[Exercise goal]: Return the listing below in full, with every line exactly as it is.

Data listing
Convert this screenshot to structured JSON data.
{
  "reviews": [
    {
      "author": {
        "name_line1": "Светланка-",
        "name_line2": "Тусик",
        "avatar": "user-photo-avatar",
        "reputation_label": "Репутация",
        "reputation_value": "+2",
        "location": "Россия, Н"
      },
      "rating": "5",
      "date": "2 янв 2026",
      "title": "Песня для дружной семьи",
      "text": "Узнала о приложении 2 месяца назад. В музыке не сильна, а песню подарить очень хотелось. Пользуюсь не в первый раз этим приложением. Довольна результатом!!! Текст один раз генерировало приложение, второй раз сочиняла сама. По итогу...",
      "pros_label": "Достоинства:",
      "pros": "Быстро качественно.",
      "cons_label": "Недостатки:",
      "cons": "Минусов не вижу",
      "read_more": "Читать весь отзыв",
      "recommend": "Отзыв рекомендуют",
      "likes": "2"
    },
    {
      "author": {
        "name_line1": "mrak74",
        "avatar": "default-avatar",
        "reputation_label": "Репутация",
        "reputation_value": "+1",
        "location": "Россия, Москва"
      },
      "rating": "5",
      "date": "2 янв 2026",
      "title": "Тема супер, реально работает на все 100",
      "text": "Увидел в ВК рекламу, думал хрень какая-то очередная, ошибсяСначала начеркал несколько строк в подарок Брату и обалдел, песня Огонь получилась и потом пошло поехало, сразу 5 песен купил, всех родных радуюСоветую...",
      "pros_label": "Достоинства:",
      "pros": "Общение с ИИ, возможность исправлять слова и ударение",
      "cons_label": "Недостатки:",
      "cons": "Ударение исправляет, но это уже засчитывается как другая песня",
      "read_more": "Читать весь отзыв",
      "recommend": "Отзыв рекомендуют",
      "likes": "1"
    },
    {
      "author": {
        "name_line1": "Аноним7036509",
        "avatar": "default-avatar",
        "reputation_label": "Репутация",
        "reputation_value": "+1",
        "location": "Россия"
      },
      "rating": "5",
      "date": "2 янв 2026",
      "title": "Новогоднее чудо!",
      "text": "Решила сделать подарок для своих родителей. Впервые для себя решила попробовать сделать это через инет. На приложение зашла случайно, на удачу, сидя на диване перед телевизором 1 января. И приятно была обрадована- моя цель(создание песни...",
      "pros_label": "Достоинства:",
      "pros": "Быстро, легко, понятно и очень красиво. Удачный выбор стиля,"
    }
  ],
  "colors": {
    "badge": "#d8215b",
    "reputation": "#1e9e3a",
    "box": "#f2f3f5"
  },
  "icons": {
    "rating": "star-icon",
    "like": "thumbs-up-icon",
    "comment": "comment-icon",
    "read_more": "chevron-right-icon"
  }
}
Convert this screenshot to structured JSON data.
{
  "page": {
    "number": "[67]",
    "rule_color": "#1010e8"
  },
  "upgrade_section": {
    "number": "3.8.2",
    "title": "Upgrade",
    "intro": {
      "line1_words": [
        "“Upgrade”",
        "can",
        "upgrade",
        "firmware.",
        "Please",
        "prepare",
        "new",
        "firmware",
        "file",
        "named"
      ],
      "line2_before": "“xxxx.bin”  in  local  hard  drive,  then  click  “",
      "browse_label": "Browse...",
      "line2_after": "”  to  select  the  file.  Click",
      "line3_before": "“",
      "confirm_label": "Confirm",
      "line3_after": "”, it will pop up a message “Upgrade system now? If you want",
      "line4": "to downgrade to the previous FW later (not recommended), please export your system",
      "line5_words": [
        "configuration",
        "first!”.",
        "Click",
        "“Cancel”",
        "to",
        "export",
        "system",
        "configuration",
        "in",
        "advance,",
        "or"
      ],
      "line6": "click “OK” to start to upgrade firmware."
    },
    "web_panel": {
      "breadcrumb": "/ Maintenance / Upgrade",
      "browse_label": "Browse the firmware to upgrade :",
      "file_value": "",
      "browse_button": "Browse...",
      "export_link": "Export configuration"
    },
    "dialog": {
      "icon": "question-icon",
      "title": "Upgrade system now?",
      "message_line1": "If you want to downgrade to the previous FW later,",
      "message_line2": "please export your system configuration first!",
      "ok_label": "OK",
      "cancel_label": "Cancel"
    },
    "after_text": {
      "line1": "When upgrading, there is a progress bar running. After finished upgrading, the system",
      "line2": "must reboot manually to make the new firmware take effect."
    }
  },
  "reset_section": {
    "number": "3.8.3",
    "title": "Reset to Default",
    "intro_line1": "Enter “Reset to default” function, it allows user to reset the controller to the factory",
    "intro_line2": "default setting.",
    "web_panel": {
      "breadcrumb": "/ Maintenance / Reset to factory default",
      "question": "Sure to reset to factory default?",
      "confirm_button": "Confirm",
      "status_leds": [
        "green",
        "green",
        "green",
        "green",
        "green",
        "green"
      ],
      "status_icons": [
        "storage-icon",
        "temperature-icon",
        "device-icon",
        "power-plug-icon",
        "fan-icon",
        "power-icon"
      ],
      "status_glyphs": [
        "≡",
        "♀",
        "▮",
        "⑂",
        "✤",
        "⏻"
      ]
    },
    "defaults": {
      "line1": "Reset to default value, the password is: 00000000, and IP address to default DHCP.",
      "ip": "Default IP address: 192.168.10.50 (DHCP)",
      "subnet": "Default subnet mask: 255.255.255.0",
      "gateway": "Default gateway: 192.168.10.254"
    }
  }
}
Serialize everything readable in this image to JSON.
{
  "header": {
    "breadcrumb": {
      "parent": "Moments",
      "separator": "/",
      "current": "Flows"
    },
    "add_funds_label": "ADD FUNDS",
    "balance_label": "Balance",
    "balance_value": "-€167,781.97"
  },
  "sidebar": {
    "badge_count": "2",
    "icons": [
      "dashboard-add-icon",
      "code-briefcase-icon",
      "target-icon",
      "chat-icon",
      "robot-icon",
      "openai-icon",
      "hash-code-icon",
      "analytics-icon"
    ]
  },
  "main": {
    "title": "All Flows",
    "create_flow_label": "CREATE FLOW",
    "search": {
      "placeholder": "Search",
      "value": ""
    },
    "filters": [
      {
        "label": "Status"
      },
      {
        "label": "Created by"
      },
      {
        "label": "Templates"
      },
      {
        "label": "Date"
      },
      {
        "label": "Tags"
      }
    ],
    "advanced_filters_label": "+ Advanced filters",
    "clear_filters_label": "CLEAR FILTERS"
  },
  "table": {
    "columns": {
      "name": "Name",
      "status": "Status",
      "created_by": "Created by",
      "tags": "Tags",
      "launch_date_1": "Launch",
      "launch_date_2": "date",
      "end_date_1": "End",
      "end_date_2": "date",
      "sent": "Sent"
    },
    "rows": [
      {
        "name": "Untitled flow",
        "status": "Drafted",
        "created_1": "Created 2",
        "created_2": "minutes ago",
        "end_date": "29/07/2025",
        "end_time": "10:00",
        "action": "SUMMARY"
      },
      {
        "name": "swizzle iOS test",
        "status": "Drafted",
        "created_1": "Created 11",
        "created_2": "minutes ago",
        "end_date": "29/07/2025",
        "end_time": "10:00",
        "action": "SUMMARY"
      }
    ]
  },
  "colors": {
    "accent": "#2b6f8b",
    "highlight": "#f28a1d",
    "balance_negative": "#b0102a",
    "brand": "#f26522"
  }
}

[Final result]:
Convert this screenshot to structured JSON data.
{
  "reviews": [
    {
      "author": {
        "name_line1": "Светланка-",
        "name_line2": "Тусик",
        "avatar": "user-photo-avatar",
        "reputation_label": "Репутация",
        "reputation_value": "+2",
        "location": "Россия, Н"
      },
      "rating": "5",
      "date": "2 янв 2026",
      "title": "Песня для дружной семьи",
      "text": "Узнала о приложении 2 месяца назад. В музыке не сильна, а песню подарить очень хотелось. Пользуюсь не в первый раз этим приложением. Довольна результатом!!! Текст один раз генерировало приложение, второй раз сочиняла сама. По итогу...",
      "pros_label": "Достоинства:",
      "pros": "Быстро качественно.",
      "cons_label": "Недостатки:",
      "cons": "Минусов не вижу",
      "read_more": "Читать весь отзыв",
      "recommend": "Отзыв рекомендуют",
      "likes": "2"
    },
    {
      "author": {
        "name_line1": "mrak74",
        "avatar": "default-avatar",
        "reputation_label": "Репутация",
        "reputation_value": "+1",
        "location": "Россия, Москва"
      },
      "rating": "5",
      "date": "2 янв 2026",
      "title": "Тема супер, реально работает на все 100",
      "text": "Увидел в ВК рекламу, думал хрень какая-то очередная, ошибсяСначала начеркал несколько строк в подарок Брату и обалдел, песня Огонь получилась и потом пошло поехало, сразу 5 песен купил, всех родных радуюСоветую...",
      "pros_label": "Достоинства:",
      "pros": "Общение с ИИ, возможность исправлять слова и ударение",
      "cons_label": "Недостатки:",
      "cons": "Ударение исправляет, но это уже засчитывается как другая песня",
      "read_more": "Читать весь отзыв",
      "recommend": "Отзыв рекомендуют",
      "likes": "1"
    },
    {
      "author": {
        "name_line1": "Аноним7036509",
        "avatar": "default-avatar",
        "reputation_label": "Репутация",
        "reputation_value": "+1",
        "location": "Россия"
      },
      "rating": "5",
      "date": "2 янв 2026",
      "title": "Новогоднее чудо!",
      "text": "Решила сделать подарок для своих родителей. Впервые для себя решила попробовать сделать это через инет. На приложение зашла случайно, на удачу, сидя на диване перед телевизором 1 января. И приятно была обрадована- моя цель(создание песни...",
      "pros_label": "Достоинства:",
      "pros": "Быстро, легко, понятно и очень красиво. Удачный выбор стиля,"
    }
  ],
  "colors": {
    "badge": "#d8215b",
    "reputation": "#1e9e3a",
    "box": "#f2f3f5"
  },
  "icons": {
    "rating": "star-icon",
    "like": "thumbs-up-icon",
    "comment": "comment-icon",
    "read_more": "chevron-right-icon"
  }
}
Convert this screenshot to structured JSON data.
{
  "page": {
    "number": "[67]",
    "rule_color": "#1010e8"
  },
  "upgrade_section": {
    "number": "3.8.2",
    "title": "Upgrade",
    "intro": {
      "line1_words": [
        "“Upgrade”",
        "can",
        "upgrade",
        "firmware.",
        "Please",
        "prepare",
        "new",
        "firmware",
        "file",
        "named"
      ],
      "line2_before": "“xxxx.bin”  in  local  hard  drive,  then  click  “",
      "browse_label": "Browse...",
      "line2_after": "”  to  select  the  file.  Click",
      "line3_before": "“",
      "confirm_label": "Confirm",
      "line3_after": "”, it will pop up a message “Upgrade system now? If you want",
      "line4": "to downgrade to the previous FW later (not recommended), please export your system",
      "line5_words": [
        "configuration",
        "first!”.",
        "Click",
        "“Cancel”",
        "to",
        "export",
        "system",
        "configuration",
        "in",
        "advance,",
        "or"
      ],
      "line6": "click “OK” to start to upgrade firmware."
    },
    "web_panel": {
      "breadcrumb": "/ Maintenance / Upgrade",
      "browse_label": "Browse the firmware to upgrade :",
      "file_value": "",
      "browse_button": "Browse...",
      "export_link": "Export configuration"
    },
    "dialog": {
      "icon": "question-icon",
      "title": "Upgrade system now?",
      "message_line1": "If you want to downgrade to the previous FW later,",
      "message_line2": "please export your system configuration first!",
      "ok_label": "OK",
      "cancel_label": "Cancel"
    },
    "after_text": {
      "line1": "When upgrading, there is a progress bar running. After finished upgrading, the system",
      "line2": "must reboot manually to make the new firmware take effect."
    }
  },
  "reset_section": {
    "number": "3.8.3",
    "title": "Reset to Default",
    "intro_line1": "Enter “Reset to default” function, it allows user to reset the controller to the factory",
    "intro_line2": "default setting.",
    "web_panel": {
      "breadcrumb": "/ Maintenance / Reset to factory default",
      "question": "Sure to reset to factory default?",
      "confirm_button": "Confirm",
      "status_leds": [
        "green",
        "green",
        "green",
        "green",
        "green",
        "green"
      ],
      "status_icons": [
        "storage-icon",
        "temperature-icon",
        "device-icon",
        "power-plug-icon",
        "fan-icon",
        "power-icon"
      ],
      "status_glyphs": [
        "≡",
        "♀",
        "▮",
        "⑂",
        "✤",
        "⏻"
      ]
    },
    "defaults": {
      "line1": "Reset to default value, the password is: 00000000, and IP address to default DHCP.",
      "ip": "Default IP address: 192.168.10.50 (DHCP)",
      "subnet": "Default subnet mask: 255.255.255.0",
      "gateway": "Default gateway: 192.168.10.254"
    }
  }
}
Serialize everything readable in this image to JSON.
{
  "header": {
    "breadcrumb": {
      "parent": "Moments",
      "separator": "/",
      "current": "Flows"
    },
    "add_funds_label": "ADD FUNDS",
    "balance_label": "Balance",
    "balance_value": "-€167,781.97"
  },
  "sidebar": {
    "badge_count": "2",
    "icons": [
      "dashboard-add-icon",
      "code-briefcase-icon",
      "target-icon",
      "chat-icon",
      "robot-icon",
      "openai-icon",
      "hash-code-icon",
      "analytics-icon"
    ]
  },
  "main": {
    "title": "All Flows",
    "create_flow_label": "CREATE FLOW",
    "search": {
      "placeholder": "Search",
      "value": ""
    },
    "filters": [
      {
        "label": "Status"
      },
      {
        "label": "Created by"
      },
      {
        "label": "Templates"
      },
      {
        "label": "Date"
      },
      {
        "label": "Tags"
      }
    ],
    "advanced_filters_label": "+ Advanced filters",
    "clear_filters_label": "CLEAR FILTERS"
  },
  "table": {
    "columns": {
      "name": "Name",
      "status": "Status",
      "created_by": "Created by",
      "tags": "Tags",
      "launch_date_1": "Launch",
      "launch_date_2": "date",
      "end_date_1": "End",
      "end_date_2": "date",
      "sent": "Sent"
    },
    "rows": [
      {
        "name": "Untitled flow",
        "status": "Drafted",
        "created_1": "Created 2",
        "created_2": "minutes ago",
        "end_date": "29/07/2025",
        "end_time": "10:00",
        "action": "SUMMARY"
      },
      {
        "name": "swizzle iOS test",
        "status": "Drafted",
        "created_1": "Created 11",
        "created_2": "minutes ago",
        "end_date": "29/07/2025",
        "end_time": "10:00",
        "action": "SUMMARY"
      }
    ]
  },
  "colors": {
    "accent": "#2b6f8b",
    "highlight": "#f28a1d",
    "balance_negative": "#b0102a",
    "brand": "#f26522"
  }
}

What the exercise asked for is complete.